EXERCISE: Report the count of lines below in which the string "with" occurs; include nothing else.

EXERCISE DATA:

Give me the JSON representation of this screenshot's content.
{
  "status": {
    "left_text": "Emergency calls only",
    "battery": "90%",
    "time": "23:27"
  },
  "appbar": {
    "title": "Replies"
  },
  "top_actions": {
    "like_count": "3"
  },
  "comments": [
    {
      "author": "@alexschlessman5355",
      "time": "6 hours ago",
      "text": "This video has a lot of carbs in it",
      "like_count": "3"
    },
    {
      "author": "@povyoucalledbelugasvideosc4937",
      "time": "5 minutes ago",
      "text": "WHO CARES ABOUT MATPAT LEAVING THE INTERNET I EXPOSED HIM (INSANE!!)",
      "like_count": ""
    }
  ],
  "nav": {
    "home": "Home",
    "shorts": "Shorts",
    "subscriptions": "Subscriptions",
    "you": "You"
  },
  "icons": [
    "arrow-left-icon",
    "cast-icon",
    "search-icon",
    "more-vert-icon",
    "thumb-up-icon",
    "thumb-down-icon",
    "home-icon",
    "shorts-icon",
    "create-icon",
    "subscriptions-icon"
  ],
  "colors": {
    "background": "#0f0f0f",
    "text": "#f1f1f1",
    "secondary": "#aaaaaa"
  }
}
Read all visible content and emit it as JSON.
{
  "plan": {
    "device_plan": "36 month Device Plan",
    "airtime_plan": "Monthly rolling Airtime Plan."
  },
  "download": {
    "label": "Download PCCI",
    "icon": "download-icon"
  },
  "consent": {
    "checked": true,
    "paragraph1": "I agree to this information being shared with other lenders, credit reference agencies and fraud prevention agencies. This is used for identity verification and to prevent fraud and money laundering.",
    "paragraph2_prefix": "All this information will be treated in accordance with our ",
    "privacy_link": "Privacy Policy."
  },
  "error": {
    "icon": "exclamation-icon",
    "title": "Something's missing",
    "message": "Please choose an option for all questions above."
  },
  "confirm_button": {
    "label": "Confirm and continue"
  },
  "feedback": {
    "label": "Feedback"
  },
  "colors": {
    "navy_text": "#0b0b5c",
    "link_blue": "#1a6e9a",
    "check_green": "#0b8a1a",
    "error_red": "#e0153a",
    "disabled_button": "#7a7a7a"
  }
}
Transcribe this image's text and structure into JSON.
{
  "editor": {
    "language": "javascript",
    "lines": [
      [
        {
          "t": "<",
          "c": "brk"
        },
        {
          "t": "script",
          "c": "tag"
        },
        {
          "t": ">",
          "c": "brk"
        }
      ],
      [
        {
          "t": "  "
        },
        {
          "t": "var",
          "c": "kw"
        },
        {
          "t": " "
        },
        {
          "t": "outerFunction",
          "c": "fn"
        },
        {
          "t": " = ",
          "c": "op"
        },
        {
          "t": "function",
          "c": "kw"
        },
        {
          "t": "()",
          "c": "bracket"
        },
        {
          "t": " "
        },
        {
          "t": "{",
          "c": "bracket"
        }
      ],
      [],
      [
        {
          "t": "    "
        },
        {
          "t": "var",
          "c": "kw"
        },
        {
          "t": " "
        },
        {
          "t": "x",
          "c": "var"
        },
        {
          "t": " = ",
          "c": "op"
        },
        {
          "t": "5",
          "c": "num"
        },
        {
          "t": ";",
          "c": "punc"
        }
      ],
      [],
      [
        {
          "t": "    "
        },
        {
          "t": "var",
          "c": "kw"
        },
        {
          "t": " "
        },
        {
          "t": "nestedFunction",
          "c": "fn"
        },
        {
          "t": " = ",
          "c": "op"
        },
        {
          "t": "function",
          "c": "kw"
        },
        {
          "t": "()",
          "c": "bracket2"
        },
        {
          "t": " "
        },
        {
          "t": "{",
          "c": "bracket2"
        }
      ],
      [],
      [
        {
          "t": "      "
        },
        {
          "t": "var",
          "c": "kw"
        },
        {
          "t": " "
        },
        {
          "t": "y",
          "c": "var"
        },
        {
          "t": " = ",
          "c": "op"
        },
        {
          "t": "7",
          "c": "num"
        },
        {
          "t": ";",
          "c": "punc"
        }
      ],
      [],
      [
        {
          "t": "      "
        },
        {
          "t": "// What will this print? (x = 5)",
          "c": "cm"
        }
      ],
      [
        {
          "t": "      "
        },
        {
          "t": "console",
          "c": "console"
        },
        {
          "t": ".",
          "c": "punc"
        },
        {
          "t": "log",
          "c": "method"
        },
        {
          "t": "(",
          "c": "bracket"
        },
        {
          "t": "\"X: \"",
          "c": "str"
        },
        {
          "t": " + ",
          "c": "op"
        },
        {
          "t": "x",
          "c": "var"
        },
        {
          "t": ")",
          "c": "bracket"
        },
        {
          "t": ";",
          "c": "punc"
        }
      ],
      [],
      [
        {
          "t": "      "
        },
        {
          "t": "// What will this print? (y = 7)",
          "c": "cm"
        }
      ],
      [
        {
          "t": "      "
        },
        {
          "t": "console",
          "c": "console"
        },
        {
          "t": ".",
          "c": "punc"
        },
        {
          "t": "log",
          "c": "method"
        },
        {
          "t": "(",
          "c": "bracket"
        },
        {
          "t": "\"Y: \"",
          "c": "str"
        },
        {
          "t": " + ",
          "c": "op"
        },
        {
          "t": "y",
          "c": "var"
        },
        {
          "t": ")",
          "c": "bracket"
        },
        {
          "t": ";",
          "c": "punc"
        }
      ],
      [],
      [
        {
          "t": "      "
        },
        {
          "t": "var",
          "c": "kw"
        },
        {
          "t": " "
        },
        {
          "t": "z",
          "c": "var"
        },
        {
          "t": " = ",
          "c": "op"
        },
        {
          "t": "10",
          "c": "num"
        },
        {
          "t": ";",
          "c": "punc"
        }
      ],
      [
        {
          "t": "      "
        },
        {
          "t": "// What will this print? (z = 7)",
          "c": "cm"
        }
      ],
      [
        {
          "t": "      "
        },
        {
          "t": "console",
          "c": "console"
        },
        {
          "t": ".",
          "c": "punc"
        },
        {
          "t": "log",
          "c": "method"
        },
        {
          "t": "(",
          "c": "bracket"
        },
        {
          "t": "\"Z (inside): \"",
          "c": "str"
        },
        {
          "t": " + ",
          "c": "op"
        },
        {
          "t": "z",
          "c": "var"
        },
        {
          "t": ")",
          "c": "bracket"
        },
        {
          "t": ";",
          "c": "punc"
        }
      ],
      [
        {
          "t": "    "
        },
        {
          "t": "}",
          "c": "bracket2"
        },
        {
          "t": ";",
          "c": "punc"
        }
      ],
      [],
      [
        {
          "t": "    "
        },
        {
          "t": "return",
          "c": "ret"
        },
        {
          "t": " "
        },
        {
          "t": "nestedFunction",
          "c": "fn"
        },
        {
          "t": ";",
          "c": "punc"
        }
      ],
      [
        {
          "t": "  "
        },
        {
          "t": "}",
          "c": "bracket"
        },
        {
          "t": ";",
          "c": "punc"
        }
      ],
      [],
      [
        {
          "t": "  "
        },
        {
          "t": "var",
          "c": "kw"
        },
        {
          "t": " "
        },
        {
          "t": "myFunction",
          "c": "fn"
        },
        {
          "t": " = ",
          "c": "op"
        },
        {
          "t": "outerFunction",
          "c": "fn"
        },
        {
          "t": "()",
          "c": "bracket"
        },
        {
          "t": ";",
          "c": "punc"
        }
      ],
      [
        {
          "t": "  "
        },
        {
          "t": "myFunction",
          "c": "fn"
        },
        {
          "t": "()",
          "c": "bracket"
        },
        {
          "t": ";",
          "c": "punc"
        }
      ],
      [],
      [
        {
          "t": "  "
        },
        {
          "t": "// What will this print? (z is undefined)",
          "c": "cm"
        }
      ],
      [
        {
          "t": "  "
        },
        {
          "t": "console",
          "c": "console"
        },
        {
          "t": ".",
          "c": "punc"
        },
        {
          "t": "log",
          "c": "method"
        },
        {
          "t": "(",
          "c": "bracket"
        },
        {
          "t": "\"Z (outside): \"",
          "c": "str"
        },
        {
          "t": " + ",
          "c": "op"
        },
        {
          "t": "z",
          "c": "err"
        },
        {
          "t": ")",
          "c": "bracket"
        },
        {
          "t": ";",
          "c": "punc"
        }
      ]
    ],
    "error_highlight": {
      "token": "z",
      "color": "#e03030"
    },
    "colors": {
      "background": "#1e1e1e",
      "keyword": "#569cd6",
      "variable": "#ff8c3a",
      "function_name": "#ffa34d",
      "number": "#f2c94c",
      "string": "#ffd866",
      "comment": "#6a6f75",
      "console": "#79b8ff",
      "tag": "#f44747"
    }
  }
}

FINISHED TASK: 2